## WHAT IS NEEDED
Every record should be copied exactly, except that pictures are to be omitted.

## DATA ENTRIES
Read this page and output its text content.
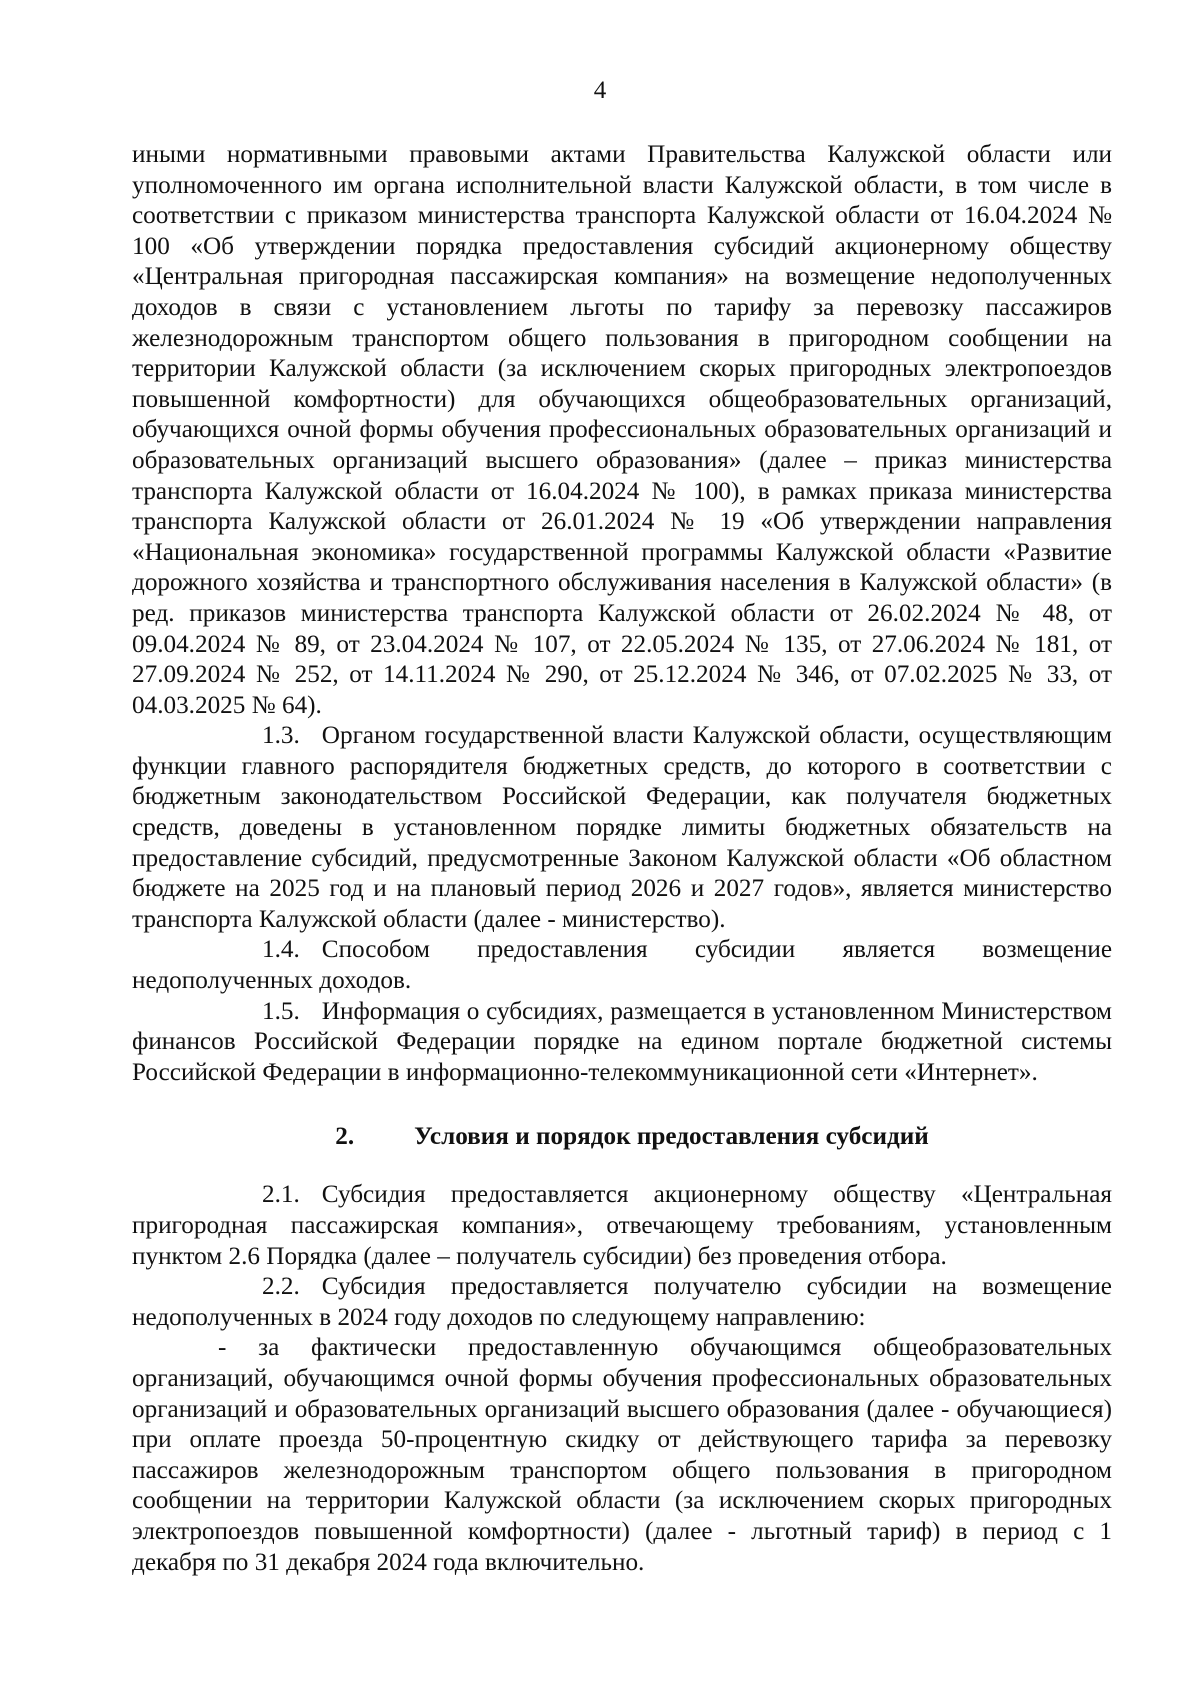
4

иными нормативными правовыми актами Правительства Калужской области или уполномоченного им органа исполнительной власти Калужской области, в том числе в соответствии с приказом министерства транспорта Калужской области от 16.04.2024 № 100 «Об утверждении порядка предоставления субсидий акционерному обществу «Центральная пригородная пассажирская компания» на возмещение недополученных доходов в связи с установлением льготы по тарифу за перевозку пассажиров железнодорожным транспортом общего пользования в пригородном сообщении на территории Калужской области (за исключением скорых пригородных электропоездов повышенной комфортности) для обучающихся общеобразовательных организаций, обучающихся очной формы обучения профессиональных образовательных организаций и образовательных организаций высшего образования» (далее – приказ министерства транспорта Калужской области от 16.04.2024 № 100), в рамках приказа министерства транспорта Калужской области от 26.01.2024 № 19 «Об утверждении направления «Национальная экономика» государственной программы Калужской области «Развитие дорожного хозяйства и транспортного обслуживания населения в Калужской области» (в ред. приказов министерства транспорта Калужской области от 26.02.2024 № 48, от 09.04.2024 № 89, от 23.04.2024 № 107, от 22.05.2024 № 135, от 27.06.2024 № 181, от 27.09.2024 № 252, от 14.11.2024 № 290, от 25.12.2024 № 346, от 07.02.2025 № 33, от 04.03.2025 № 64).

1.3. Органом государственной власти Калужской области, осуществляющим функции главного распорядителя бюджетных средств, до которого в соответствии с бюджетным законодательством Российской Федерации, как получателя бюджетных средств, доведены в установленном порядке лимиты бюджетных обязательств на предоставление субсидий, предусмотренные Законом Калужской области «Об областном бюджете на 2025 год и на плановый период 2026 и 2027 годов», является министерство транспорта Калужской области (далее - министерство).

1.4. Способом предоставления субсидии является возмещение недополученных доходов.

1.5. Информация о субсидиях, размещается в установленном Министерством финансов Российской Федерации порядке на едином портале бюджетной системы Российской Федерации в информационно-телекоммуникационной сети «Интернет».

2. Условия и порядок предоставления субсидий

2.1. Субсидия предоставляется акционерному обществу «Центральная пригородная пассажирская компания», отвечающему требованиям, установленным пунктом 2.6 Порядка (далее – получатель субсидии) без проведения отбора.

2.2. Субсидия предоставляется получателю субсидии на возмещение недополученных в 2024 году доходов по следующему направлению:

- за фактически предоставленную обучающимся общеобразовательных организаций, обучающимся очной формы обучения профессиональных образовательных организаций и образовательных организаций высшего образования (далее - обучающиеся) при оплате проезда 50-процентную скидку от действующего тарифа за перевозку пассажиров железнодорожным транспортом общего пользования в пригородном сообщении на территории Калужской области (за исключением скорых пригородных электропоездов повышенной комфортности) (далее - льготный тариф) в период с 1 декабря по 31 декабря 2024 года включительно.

## SOLUTION
Read this page and output its text content.
4

иными нормативными правовыми актами Правительства Калужской области или уполномоченного им органа исполнительной власти Калужской области, в том числе в соответствии с приказом министерства транспорта Калужской области от 16.04.2024 № 100 «Об утверждении порядка предоставления субсидий акционерному обществу «Центральная пригородная пассажирская компания» на возмещение недополученных доходов в связи с установлением льготы по тарифу за перевозку пассажиров железнодорожным транспортом общего пользования в пригородном сообщении на территории Калужской области (за исключением скорых пригородных электропоездов повышенной комфортности) для обучающихся общеобразовательных организаций, обучающихся очной формы обучения профессиональных образовательных организаций и образовательных организаций высшего образования» (далее – приказ министерства транспорта Калужской области от 16.04.2024 № 100), в рамках приказа министерства транспорта Калужской области от 26.01.2024 № 19 «Об утверждении направления «Национальная экономика» государственной программы Калужской области «Развитие дорожного хозяйства и транспортного обслуживания населения в Калужской области» (в ред. приказов министерства транспорта Калужской области от 26.02.2024 № 48, от 09.04.2024 № 89, от 23.04.2024 № 107, от 22.05.2024 № 135, от 27.06.2024 № 181, от 27.09.2024 № 252, от 14.11.2024 № 290, от 25.12.2024 № 346, от 07.02.2025 № 33, от 04.03.2025 № 64).

1.3. Органом государственной власти Калужской области, осуществляющим функции главного распорядителя бюджетных средств, до которого в соответствии с бюджетным законодательством Российской Федерации, как получателя бюджетных средств, доведены в установленном порядке лимиты бюджетных обязательств на предоставление субсидий, предусмотренные Законом Калужской области «Об областном бюджете на 2025 год и на плановый период 2026 и 2027 годов», является министерство транспорта Калужской области (далее - министерство).

1.4. Способом предоставления субсидии является возмещение недополученных доходов.

1.5. Информация о субсидиях, размещается в установленном Министерством финансов Российской Федерации порядке на едином портале бюджетной системы Российской Федерации в информационно-телекоммуникационной сети «Интернет».

2. Условия и порядок предоставления субсидий

2.1. Субсидия предоставляется акционерному обществу «Центральная пригородная пассажирская компания», отвечающему требованиям, установленным пунктом 2.6 Порядка (далее – получатель субсидии) без проведения отбора.

2.2. Субсидия предоставляется получателю субсидии на возмещение недополученных в 2024 году доходов по следующему направлению:

- за фактически предоставленную обучающимся общеобразовательных организаций, обучающимся очной формы обучения профессиональных образовательных организаций и образовательных организаций высшего образования (далее - обучающиеся) при оплате проезда 50-процентную скидку от действующего тарифа за перевозку пассажиров железнодорожным транспортом общего пользования в пригородном сообщении на территории Калужской области (за исключением скорых пригородных электропоездов повышенной комфортности) (далее - льготный тариф) в период с 1 декабря по 31 декабря 2024 года включительно.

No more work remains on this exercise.